═════ Records for this exercise
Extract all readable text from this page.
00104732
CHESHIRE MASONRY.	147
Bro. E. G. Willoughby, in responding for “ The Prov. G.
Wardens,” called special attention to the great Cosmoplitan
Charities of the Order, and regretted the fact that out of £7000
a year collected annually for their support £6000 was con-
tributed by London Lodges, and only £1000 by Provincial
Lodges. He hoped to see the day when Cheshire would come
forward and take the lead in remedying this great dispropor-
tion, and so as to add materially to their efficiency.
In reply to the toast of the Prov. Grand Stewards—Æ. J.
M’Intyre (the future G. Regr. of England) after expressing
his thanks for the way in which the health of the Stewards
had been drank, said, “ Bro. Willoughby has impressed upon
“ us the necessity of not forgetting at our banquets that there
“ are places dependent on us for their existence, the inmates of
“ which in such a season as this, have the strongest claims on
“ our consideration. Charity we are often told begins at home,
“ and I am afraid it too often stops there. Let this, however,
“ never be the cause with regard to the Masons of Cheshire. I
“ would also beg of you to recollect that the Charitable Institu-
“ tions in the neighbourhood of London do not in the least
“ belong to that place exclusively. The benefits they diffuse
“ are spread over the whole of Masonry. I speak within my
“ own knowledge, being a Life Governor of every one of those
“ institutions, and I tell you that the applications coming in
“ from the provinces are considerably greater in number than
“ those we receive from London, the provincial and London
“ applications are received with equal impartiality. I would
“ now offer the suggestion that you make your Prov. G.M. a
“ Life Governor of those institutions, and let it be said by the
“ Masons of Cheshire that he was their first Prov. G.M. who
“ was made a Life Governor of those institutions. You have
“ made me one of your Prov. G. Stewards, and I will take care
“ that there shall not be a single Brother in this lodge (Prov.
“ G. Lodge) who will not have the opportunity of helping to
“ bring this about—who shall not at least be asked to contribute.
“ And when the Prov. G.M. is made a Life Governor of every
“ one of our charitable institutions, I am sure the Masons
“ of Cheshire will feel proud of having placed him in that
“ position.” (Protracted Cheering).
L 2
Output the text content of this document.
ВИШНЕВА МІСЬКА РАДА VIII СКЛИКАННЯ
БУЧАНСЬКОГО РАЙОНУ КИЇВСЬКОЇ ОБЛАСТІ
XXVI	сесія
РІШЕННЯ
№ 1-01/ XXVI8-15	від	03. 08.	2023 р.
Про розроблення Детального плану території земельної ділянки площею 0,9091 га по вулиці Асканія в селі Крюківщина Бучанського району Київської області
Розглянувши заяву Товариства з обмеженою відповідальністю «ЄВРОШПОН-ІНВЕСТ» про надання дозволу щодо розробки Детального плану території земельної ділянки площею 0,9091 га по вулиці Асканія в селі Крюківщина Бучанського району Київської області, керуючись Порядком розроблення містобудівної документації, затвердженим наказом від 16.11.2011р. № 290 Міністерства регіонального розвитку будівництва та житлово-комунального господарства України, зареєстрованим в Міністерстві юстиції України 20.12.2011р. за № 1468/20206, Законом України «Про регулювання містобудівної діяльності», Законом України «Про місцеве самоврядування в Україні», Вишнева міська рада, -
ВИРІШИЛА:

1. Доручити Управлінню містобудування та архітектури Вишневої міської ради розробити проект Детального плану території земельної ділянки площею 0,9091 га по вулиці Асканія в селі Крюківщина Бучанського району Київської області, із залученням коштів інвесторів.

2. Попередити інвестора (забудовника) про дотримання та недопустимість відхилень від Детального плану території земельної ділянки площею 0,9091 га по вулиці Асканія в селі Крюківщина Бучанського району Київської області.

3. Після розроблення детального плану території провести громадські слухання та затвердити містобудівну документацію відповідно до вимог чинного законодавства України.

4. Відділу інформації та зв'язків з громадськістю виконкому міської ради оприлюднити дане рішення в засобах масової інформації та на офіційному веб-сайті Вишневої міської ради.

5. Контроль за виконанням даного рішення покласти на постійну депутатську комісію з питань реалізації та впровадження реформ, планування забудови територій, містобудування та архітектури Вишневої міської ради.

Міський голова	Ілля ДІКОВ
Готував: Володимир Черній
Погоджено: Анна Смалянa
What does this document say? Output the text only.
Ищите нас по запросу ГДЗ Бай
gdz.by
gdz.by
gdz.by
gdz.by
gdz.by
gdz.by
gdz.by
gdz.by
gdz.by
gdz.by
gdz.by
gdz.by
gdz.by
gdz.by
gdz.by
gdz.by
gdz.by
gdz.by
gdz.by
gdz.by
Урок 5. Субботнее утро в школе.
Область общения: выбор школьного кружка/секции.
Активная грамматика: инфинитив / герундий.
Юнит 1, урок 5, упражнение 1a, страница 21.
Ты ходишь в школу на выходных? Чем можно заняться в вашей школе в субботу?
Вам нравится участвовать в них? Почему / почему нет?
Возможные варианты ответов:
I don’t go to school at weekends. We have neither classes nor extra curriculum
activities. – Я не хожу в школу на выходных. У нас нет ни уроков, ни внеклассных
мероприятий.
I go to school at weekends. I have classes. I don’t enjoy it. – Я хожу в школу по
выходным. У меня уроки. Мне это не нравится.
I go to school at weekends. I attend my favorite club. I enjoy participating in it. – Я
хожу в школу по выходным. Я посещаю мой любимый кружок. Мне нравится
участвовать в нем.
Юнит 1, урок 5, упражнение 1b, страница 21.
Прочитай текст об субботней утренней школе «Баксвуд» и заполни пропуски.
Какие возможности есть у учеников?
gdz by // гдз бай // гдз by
══════════
Give back all the records exactly as they stand.

#### [Right answer]
Extract all readable text from this page.
00104732
CHESHIRE MASONRY.	147
Bro. E. G. Willoughby, in responding for “ The Prov. G.
Wardens,” called special attention to the great Cosmoplitan
Charities of the Order, and regretted the fact that out of £7000
a year collected annually for their support £6000 was con-
tributed by London Lodges, and only £1000 by Provincial
Lodges. He hoped to see the day when Cheshire would come
forward and take the lead in remedying this great dispropor-
tion, and so as to add materially to their efficiency.
In reply to the toast of the Prov. Grand Stewards—Æ. J.
M’Intyre (the future G. Regr. of England) after expressing
his thanks for the way in which the health of the Stewards
had been drank, said, “ Bro. Willoughby has impressed upon
“ us the necessity of not forgetting at our banquets that there
“ are places dependent on us for their existence, the inmates of
“ which in such a season as this, have the strongest claims on
“ our consideration. Charity we are often told begins at home,
“ and I am afraid it too often stops there. Let this, however,
“ never be the cause with regard to the Masons of Cheshire. I
“ would also beg of you to recollect that the Charitable Institu-
“ tions in the neighbourhood of London do not in the least
“ belong to that place exclusively. The benefits they diffuse
“ are spread over the whole of Masonry. I speak within my
“ own knowledge, being a Life Governor of every one of those
“ institutions, and I tell you that the applications coming in
“ from the provinces are considerably greater in number than
“ those we receive from London, the provincial and London
“ applications are received with equal impartiality. I would
“ now offer the suggestion that you make your Prov. G.M. a
“ Life Governor of those institutions, and let it be said by the
“ Masons of Cheshire that he was their first Prov. G.M. who
“ was made a Life Governor of those institutions. You have
“ made me one of your Prov. G. Stewards, and I will take care
“ that there shall not be a single Brother in this lodge (Prov.
“ G. Lodge) who will not have the opportunity of helping to
“ bring this about—who shall not at least be asked to contribute.
“ And when the Prov. G.M. is made a Life Governor of every
“ one of our charitable institutions, I am sure the Masons
“ of Cheshire will feel proud of having placed him in that
“ position.” (Protracted Cheering).
L 2
Output the text content of this document.
ВИШНЕВА МІСЬКА РАДА VIII СКЛИКАННЯ
БУЧАНСЬКОГО РАЙОНУ КИЇВСЬКОЇ ОБЛАСТІ
XXVI	сесія
РІШЕННЯ
№ 1-01/ XXVI8-15	від	03. 08.	2023 р.
Про розроблення Детального плану території земельної ділянки площею 0,9091 га по вулиці Асканія в селі Крюківщина Бучанського району Київської області
Розглянувши заяву Товариства з обмеженою відповідальністю «ЄВРОШПОН-ІНВЕСТ» про надання дозволу щодо розробки Детального плану території земельної ділянки площею 0,9091 га по вулиці Асканія в селі Крюківщина Бучанського району Київської області, керуючись Порядком розроблення містобудівної документації, затвердженим наказом від 16.11.2011р. № 290 Міністерства регіонального розвитку будівництва та житлово-комунального господарства України, зареєстрованим в Міністерстві юстиції України 20.12.2011р. за № 1468/20206, Законом України «Про регулювання містобудівної діяльності», Законом України «Про місцеве самоврядування в Україні», Вишнева міська рада, -
ВИРІШИЛА:

1. Доручити Управлінню містобудування та архітектури Вишневої міської ради розробити проект Детального плану території земельної ділянки площею 0,9091 га по вулиці Асканія в селі Крюківщина Бучанського району Київської області, із залученням коштів інвесторів.

2. Попередити інвестора (забудовника) про дотримання та недопустимість відхилень від Детального плану території земельної ділянки площею 0,9091 га по вулиці Асканія в селі Крюківщина Бучанського району Київської області.

3. Після розроблення детального плану території провести громадські слухання та затвердити містобудівну документацію відповідно до вимог чинного законодавства України.

4. Відділу інформації та зв'язків з громадськістю виконкому міської ради оприлюднити дане рішення в засобах масової інформації та на офіційному веб-сайті Вишневої міської ради.

5. Контроль за виконанням даного рішення покласти на постійну депутатську комісію з питань реалізації та впровадження реформ, планування забудови територій, містобудування та архітектури Вишневої міської ради.

Міський голова	Ілля ДІКОВ
Готував: Володимир Черній
Погоджено: Анна Смалянa
What does this document say? Output the text only.
Ищите нас по запросу ГДЗ Бай
gdz.by
gdz.by
gdz.by
gdz.by
gdz.by
gdz.by
gdz.by
gdz.by
gdz.by
gdz.by
gdz.by
gdz.by
gdz.by
gdz.by
gdz.by
gdz.by
gdz.by
gdz.by
gdz.by
gdz.by
Урок 5. Субботнее утро в школе.
Область общения: выбор школьного кружка/секции.
Активная грамматика: инфинитив / герундий.
Юнит 1, урок 5, упражнение 1a, страница 21.
Ты ходишь в школу на выходных? Чем можно заняться в вашей школе в субботу?
Вам нравится участвовать в них? Почему / почему нет?
Возможные варианты ответов:
I don’t go to school at weekends. We have neither classes nor extra curriculum
activities. – Я не хожу в школу на выходных. У нас нет ни уроков, ни внеклассных
мероприятий.
I go to school at weekends. I have classes. I don’t enjoy it. – Я хожу в школу по
выходным. У меня уроки. Мне это не нравится.
I go to school at weekends. I attend my favorite club. I enjoy participating in it. – Я
хожу в школу по выходным. Я посещаю мой любимый кружок. Мне нравится
участвовать в нем.
Юнит 1, урок 5, упражнение 1b, страница 21.
Прочитай текст об субботней утренней школе «Баксвуд» и заполни пропуски.
Какие возможности есть у учеников?
gdz by // гдз бай // гдз by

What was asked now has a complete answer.